Data entries for graphics
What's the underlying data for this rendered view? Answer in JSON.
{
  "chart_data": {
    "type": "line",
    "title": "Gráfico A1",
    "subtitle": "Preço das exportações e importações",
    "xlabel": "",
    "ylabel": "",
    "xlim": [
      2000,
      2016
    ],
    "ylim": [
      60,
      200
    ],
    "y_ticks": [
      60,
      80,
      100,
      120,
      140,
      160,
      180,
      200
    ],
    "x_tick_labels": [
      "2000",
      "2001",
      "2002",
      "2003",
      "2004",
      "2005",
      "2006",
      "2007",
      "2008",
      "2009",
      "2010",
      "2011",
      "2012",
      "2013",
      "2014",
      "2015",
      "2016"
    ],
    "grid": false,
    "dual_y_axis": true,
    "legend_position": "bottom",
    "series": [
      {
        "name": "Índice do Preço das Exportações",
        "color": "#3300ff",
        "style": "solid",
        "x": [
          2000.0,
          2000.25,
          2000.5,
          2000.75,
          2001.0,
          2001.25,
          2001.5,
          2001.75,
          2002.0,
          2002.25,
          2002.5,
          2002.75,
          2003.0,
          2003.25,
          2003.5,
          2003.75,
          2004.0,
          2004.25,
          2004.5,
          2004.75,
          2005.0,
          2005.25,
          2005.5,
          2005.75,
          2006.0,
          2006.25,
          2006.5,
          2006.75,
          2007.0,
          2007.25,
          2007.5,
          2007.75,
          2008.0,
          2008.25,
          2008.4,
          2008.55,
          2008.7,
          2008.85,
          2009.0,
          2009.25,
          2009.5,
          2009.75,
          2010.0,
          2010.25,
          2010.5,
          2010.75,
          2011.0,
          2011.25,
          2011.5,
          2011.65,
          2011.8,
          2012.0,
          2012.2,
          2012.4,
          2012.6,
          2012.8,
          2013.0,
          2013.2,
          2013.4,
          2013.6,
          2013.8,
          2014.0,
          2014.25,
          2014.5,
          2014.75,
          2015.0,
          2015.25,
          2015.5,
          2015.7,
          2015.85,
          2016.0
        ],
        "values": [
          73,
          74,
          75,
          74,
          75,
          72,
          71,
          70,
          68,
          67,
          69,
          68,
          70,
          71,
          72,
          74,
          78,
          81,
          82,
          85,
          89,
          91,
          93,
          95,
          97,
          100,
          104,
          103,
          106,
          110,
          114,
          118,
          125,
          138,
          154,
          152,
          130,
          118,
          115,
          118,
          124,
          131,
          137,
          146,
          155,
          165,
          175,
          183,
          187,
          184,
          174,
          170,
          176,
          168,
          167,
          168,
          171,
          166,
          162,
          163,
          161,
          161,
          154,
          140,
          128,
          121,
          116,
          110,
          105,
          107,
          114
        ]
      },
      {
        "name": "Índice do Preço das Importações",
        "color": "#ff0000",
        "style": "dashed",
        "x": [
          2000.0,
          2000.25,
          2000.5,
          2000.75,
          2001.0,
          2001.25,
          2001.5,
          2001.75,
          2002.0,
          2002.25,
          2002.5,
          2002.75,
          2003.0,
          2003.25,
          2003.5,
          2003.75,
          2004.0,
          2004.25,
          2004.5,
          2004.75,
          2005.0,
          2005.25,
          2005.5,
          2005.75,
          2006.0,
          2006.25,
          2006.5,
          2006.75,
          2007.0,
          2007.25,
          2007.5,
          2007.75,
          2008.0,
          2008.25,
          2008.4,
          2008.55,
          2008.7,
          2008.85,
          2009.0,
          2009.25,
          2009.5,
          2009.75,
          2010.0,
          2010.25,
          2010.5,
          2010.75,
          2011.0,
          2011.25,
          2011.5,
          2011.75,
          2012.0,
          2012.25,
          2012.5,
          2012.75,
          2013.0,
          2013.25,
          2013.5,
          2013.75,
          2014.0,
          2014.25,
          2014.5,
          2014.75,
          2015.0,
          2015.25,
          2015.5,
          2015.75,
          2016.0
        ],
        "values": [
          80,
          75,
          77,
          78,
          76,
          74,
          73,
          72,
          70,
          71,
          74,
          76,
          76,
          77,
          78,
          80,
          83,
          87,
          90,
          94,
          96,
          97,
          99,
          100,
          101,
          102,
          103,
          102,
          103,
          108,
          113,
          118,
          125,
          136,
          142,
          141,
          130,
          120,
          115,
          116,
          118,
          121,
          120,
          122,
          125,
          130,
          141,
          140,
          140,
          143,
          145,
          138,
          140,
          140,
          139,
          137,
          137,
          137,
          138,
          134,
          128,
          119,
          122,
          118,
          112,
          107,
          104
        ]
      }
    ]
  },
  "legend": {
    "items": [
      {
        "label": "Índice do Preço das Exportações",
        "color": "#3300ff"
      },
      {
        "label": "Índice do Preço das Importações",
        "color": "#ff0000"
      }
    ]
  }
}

-- Required task --
Each line above that includes "Preço" counts once; state the total and nothing more.

-- Exercise output --
5